- _What is expected_: Your task is to transcribe all of the records exactly and leave out the pictures.
◆ ◆ ◆
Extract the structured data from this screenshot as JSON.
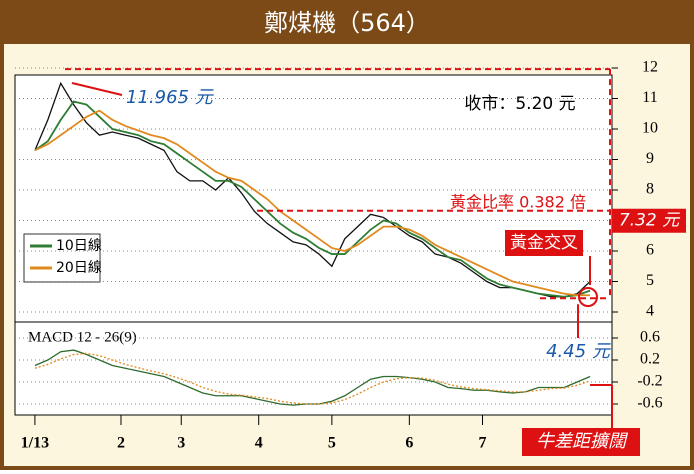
{
  "title": "鄭煤機（564）",
  "chart_data": [
    {
      "type": "line",
      "ylim": [
        4,
        12
      ],
      "yticks": [
        4,
        5,
        6,
        7,
        8,
        9,
        10,
        11,
        12
      ],
      "xlim": [
        -3,
        132
      ],
      "x": [
        0,
        3,
        6,
        9,
        12,
        15,
        18,
        21,
        24,
        27,
        30,
        33,
        36,
        39,
        42,
        45,
        48,
        51,
        54,
        57,
        60,
        63,
        66,
        69,
        72,
        75,
        78,
        81,
        84,
        87,
        90,
        93,
        96,
        99,
        102,
        105,
        108,
        111,
        114,
        117,
        120,
        123,
        126,
        129
      ],
      "series": [
        {
          "color": "#111111",
          "values": [
            9.3,
            10.3,
            11.5,
            10.8,
            10.2,
            9.8,
            9.9,
            9.8,
            9.7,
            9.5,
            9.3,
            8.6,
            8.3,
            8.3,
            8.0,
            8.4,
            7.9,
            7.3,
            6.9,
            6.6,
            6.3,
            6.2,
            5.9,
            5.5,
            6.4,
            6.8,
            7.2,
            7.1,
            6.8,
            6.5,
            6.3,
            5.9,
            5.8,
            5.6,
            5.3,
            5.0,
            4.8,
            4.8,
            4.7,
            4.6,
            4.5,
            4.5,
            4.6,
            5.0
          ]
        },
        {
          "name": "10日線",
          "color": "#2e7d32",
          "values": [
            9.3,
            9.6,
            10.3,
            10.9,
            10.8,
            10.4,
            10.0,
            9.9,
            9.8,
            9.6,
            9.5,
            9.2,
            8.9,
            8.6,
            8.3,
            8.3,
            8.1,
            7.7,
            7.3,
            6.9,
            6.6,
            6.4,
            6.1,
            5.9,
            5.9,
            6.3,
            6.7,
            7.0,
            6.9,
            6.6,
            6.4,
            6.1,
            5.8,
            5.7,
            5.4,
            5.1,
            4.9,
            4.8,
            4.7,
            4.6,
            4.55,
            4.5,
            4.55,
            4.7
          ]
        },
        {
          "name": "20日線",
          "color": "#e08a1e",
          "values": [
            9.3,
            9.5,
            9.8,
            10.1,
            10.4,
            10.6,
            10.3,
            10.1,
            9.95,
            9.8,
            9.7,
            9.5,
            9.2,
            8.9,
            8.6,
            8.4,
            8.3,
            8.0,
            7.7,
            7.3,
            7.0,
            6.7,
            6.4,
            6.1,
            6.0,
            6.2,
            6.5,
            6.8,
            6.8,
            6.7,
            6.5,
            6.2,
            6.0,
            5.8,
            5.6,
            5.4,
            5.2,
            5.0,
            4.9,
            4.8,
            4.7,
            4.6,
            4.55,
            4.55
          ]
        }
      ],
      "annotations": [
        {
          "text": "11.965 元",
          "value": 11.965
        },
        {
          "text": "7.32 元",
          "value": 7.32
        },
        {
          "text": "4.45 元",
          "value": 4.45
        }
      ],
      "notes": {
        "close": "收市：5.20 元",
        "ratio": "黃金比率 0.382 倍",
        "cross": "黃金交叉"
      }
    },
    {
      "type": "line",
      "title": "MACD 12 - 26(9)",
      "ylim": [
        -0.8,
        0.9
      ],
      "yticks": [
        -0.6,
        -0.2,
        0.2,
        0.6
      ],
      "xlim": [
        -3,
        132
      ],
      "xticks": [
        {
          "value": 0,
          "label": "1/13"
        },
        {
          "value": 20,
          "label": "2"
        },
        {
          "value": 34,
          "label": "3"
        },
        {
          "value": 52,
          "label": "4"
        },
        {
          "value": 69,
          "label": "5"
        },
        {
          "value": 87,
          "label": "6"
        },
        {
          "value": 104,
          "label": "7"
        }
      ],
      "x": [
        0,
        3,
        6,
        9,
        12,
        15,
        18,
        21,
        24,
        27,
        30,
        33,
        36,
        39,
        42,
        45,
        48,
        51,
        54,
        57,
        60,
        63,
        66,
        69,
        72,
        75,
        78,
        81,
        84,
        87,
        90,
        93,
        96,
        99,
        102,
        105,
        108,
        111,
        114,
        117,
        120,
        123,
        126,
        129
      ],
      "series": [
        {
          "color": "#2e6b2e",
          "values": [
            0.1,
            0.2,
            0.35,
            0.38,
            0.3,
            0.2,
            0.1,
            0.05,
            0.0,
            -0.05,
            -0.1,
            -0.2,
            -0.3,
            -0.4,
            -0.45,
            -0.45,
            -0.45,
            -0.5,
            -0.55,
            -0.6,
            -0.62,
            -0.6,
            -0.6,
            -0.55,
            -0.45,
            -0.3,
            -0.15,
            -0.1,
            -0.1,
            -0.12,
            -0.15,
            -0.2,
            -0.3,
            -0.32,
            -0.35,
            -0.35,
            -0.38,
            -0.4,
            -0.38,
            -0.3,
            -0.3,
            -0.3,
            -0.2,
            -0.1
          ]
        },
        {
          "color": "#e08a1e",
          "values": [
            0.05,
            0.12,
            0.22,
            0.3,
            0.32,
            0.28,
            0.2,
            0.12,
            0.06,
            0.0,
            -0.05,
            -0.12,
            -0.2,
            -0.3,
            -0.37,
            -0.42,
            -0.44,
            -0.47,
            -0.5,
            -0.55,
            -0.58,
            -0.6,
            -0.6,
            -0.58,
            -0.52,
            -0.42,
            -0.3,
            -0.2,
            -0.14,
            -0.12,
            -0.13,
            -0.17,
            -0.24,
            -0.29,
            -0.32,
            -0.34,
            -0.36,
            -0.38,
            -0.38,
            -0.35,
            -0.32,
            -0.31,
            -0.26,
            -0.18
          ]
        }
      ],
      "note": "牛差距擴闊"
    }
  ]
}
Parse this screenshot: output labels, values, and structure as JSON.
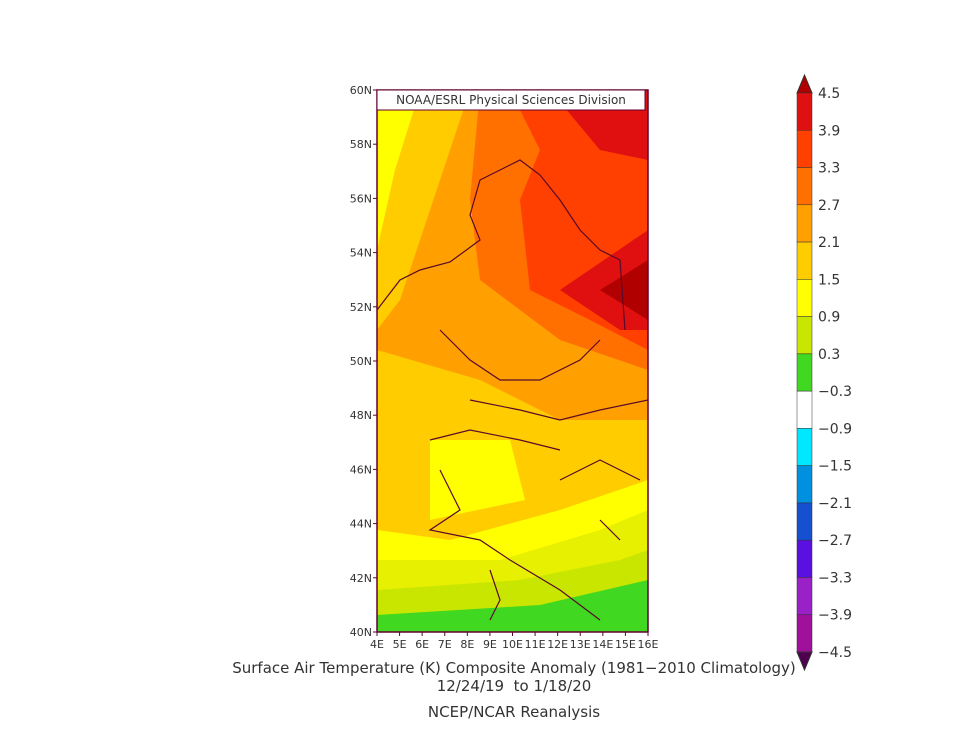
{
  "map": {
    "credit": "NOAA/ESRL Physical Sciences Division",
    "lat_labels": [
      "60N",
      "58N",
      "56N",
      "54N",
      "52N",
      "50N",
      "48N",
      "46N",
      "44N",
      "42N",
      "40N"
    ],
    "lon_labels": [
      "4E",
      "5E",
      "6E",
      "7E",
      "8E",
      "9E",
      "10E",
      "11E",
      "12E",
      "13E",
      "14E",
      "15E",
      "16E"
    ]
  },
  "colorbar": {
    "labels": [
      "4.5",
      "3.9",
      "3.3",
      "2.7",
      "2.1",
      "1.5",
      "0.9",
      "0.3",
      "−0.3",
      "−0.9",
      "−1.5",
      "−2.1",
      "−2.7",
      "−3.3",
      "−3.9",
      "−4.5"
    ],
    "colors": [
      "#e01010",
      "#ff4000",
      "#ff7000",
      "#ffa000",
      "#ffcc00",
      "#ffff00",
      "#c8e600",
      "#40d820",
      "#ffffff",
      "#00e8ff",
      "#0090e0",
      "#1450d0",
      "#5a10e0",
      "#9a20c8",
      "#a0109a"
    ],
    "top_color": "#b00000",
    "bottom_color": "#500050"
  },
  "caption": {
    "title": "Surface Air Temperature (K) Composite Anomaly (1981−2010 Climatology)",
    "dates": "12/24/19  to 1/18/20",
    "source": "NCEP/NCAR Reanalysis"
  }
}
◆ ◆ ◆
- _Task answer_:
Extract the structured data from this screenshot as JSON.
{
  "title": "鄭煤機（564）",
  "chart_data": [
    {
      "type": "line",
      "ylim": [
        4,
        12
      ],
      "yticks": [
        4,
        5,
        6,
        7,
        8,
        9,
        10,
        11,
        12
      ],
      "xlim": [
        -3,
        132
      ],
      "x": [
        0,
        3,
        6,
        9,
        12,
        15,
        18,
        21,
        24,
        27,
        30,
        33,
        36,
        39,
        42,
        45,
        48,
        51,
        54,
        57,
        60,
        63,
        66,
        69,
        72,
        75,
        78,
        81,
        84,
        87,
        90,
        93,
        96,
        99,
        102,
        105,
        108,
        111,
        114,
        117,
        120,
        123,
        126,
        129
      ],
      "series": [
        {
          "color": "#111111",
          "values": [
            9.3,
            10.3,
            11.5,
            10.8,
            10.2,
            9.8,
            9.9,
            9.8,
            9.7,
            9.5,
            9.3,
            8.6,
            8.3,
            8.3,
            8.0,
            8.4,
            7.9,
            7.3,
            6.9,
            6.6,
            6.3,
            6.2,
            5.9,
            5.5,
            6.4,
            6.8,
            7.2,
            7.1,
            6.8,
            6.5,
            6.3,
            5.9,
            5.8,
            5.6,
            5.3,
            5.0,
            4.8,
            4.8,
            4.7,
            4.6,
            4.5,
            4.5,
            4.6,
            5.0
          ]
        },
        {
          "name": "10日線",
          "color": "#2e7d32",
          "values": [
            9.3,
            9.6,
            10.3,
            10.9,
            10.8,
            10.4,
            10.0,
            9.9,
            9.8,
            9.6,
            9.5,
            9.2,
            8.9,
            8.6,
            8.3,
            8.3,
            8.1,
            7.7,
            7.3,
            6.9,
            6.6,
            6.4,
            6.1,
            5.9,
            5.9,
            6.3,
            6.7,
            7.0,
            6.9,
            6.6,
            6.4,
            6.1,
            5.8,
            5.7,
            5.4,
            5.1,
            4.9,
            4.8,
            4.7,
            4.6,
            4.55,
            4.5,
            4.55,
            4.7
          ]
        },
        {
          "name": "20日線",
          "color": "#e08a1e",
          "values": [
            9.3,
            9.5,
            9.8,
            10.1,
            10.4,
            10.6,
            10.3,
            10.1,
            9.95,
            9.8,
            9.7,
            9.5,
            9.2,
            8.9,
            8.6,
            8.4,
            8.3,
            8.0,
            7.7,
            7.3,
            7.0,
            6.7,
            6.4,
            6.1,
            6.0,
            6.2,
            6.5,
            6.8,
            6.8,
            6.7,
            6.5,
            6.2,
            6.0,
            5.8,
            5.6,
            5.4,
            5.2,
            5.0,
            4.9,
            4.8,
            4.7,
            4.6,
            4.55,
            4.55
          ]
        }
      ],
      "annotations": [
        {
          "text": "11.965 元",
          "value": 11.965
        },
        {
          "text": "7.32 元",
          "value": 7.32
        },
        {
          "text": "4.45 元",
          "value": 4.45
        }
      ],
      "notes": {
        "close": "收市：5.20 元",
        "ratio": "黃金比率 0.382 倍",
        "cross": "黃金交叉"
      }
    },
    {
      "type": "line",
      "title": "MACD 12 - 26(9)",
      "ylim": [
        -0.8,
        0.9
      ],
      "yticks": [
        -0.6,
        -0.2,
        0.2,
        0.6
      ],
      "xlim": [
        -3,
        132
      ],
      "xticks": [
        {
          "value": 0,
          "label": "1/13"
        },
        {
          "value": 20,
          "label": "2"
        },
        {
          "value": 34,
          "label": "3"
        },
        {
          "value": 52,
          "label": "4"
        },
        {
          "value": 69,
          "label": "5"
        },
        {
          "value": 87,
          "label": "6"
        },
        {
          "value": 104,
          "label": "7"
        }
      ],
      "x": [
        0,
        3,
        6,
        9,
        12,
        15,
        18,
        21,
        24,
        27,
        30,
        33,
        36,
        39,
        42,
        45,
        48,
        51,
        54,
        57,
        60,
        63,
        66,
        69,
        72,
        75,
        78,
        81,
        84,
        87,
        90,
        93,
        96,
        99,
        102,
        105,
        108,
        111,
        114,
        117,
        120,
        123,
        126,
        129
      ],
      "series": [
        {
          "color": "#2e6b2e",
          "values": [
            0.1,
            0.2,
            0.35,
            0.38,
            0.3,
            0.2,
            0.1,
            0.05,
            0.0,
            -0.05,
            -0.1,
            -0.2,
            -0.3,
            -0.4,
            -0.45,
            -0.45,
            -0.45,
            -0.5,
            -0.55,
            -0.6,
            -0.62,
            -0.6,
            -0.6,
            -0.55,
            -0.45,
            -0.3,
            -0.15,
            -0.1,
            -0.1,
            -0.12,
            -0.15,
            -0.2,
            -0.3,
            -0.32,
            -0.35,
            -0.35,
            -0.38,
            -0.4,
            -0.38,
            -0.3,
            -0.3,
            -0.3,
            -0.2,
            -0.1
          ]
        },
        {
          "color": "#e08a1e",
          "values": [
            0.05,
            0.12,
            0.22,
            0.3,
            0.32,
            0.28,
            0.2,
            0.12,
            0.06,
            0.0,
            -0.05,
            -0.12,
            -0.2,
            -0.3,
            -0.37,
            -0.42,
            -0.44,
            -0.47,
            -0.5,
            -0.55,
            -0.58,
            -0.6,
            -0.6,
            -0.58,
            -0.52,
            -0.42,
            -0.3,
            -0.2,
            -0.14,
            -0.12,
            -0.13,
            -0.17,
            -0.24,
            -0.29,
            -0.32,
            -0.34,
            -0.36,
            -0.38,
            -0.38,
            -0.35,
            -0.32,
            -0.31,
            -0.26,
            -0.18
          ]
        }
      ],
      "note": "牛差距擴闊"
    }
  ]
}
Parse this screenshot: output labels, values, and structure as JSON.
{
  "map": {
    "credit": "NOAA/ESRL Physical Sciences Division",
    "lat_labels": [
      "60N",
      "58N",
      "56N",
      "54N",
      "52N",
      "50N",
      "48N",
      "46N",
      "44N",
      "42N",
      "40N"
    ],
    "lon_labels": [
      "4E",
      "5E",
      "6E",
      "7E",
      "8E",
      "9E",
      "10E",
      "11E",
      "12E",
      "13E",
      "14E",
      "15E",
      "16E"
    ]
  },
  "colorbar": {
    "labels": [
      "4.5",
      "3.9",
      "3.3",
      "2.7",
      "2.1",
      "1.5",
      "0.9",
      "0.3",
      "−0.3",
      "−0.9",
      "−1.5",
      "−2.1",
      "−2.7",
      "−3.3",
      "−3.9",
      "−4.5"
    ],
    "colors": [
      "#e01010",
      "#ff4000",
      "#ff7000",
      "#ffa000",
      "#ffcc00",
      "#ffff00",
      "#c8e600",
      "#40d820",
      "#ffffff",
      "#00e8ff",
      "#0090e0",
      "#1450d0",
      "#5a10e0",
      "#9a20c8",
      "#a0109a"
    ],
    "top_color": "#b00000",
    "bottom_color": "#500050"
  },
  "caption": {
    "title": "Surface Air Temperature (K) Composite Anomaly (1981−2010 Climatology)",
    "dates": "12/24/19  to 1/18/20",
    "source": "NCEP/NCAR Reanalysis"
  }
}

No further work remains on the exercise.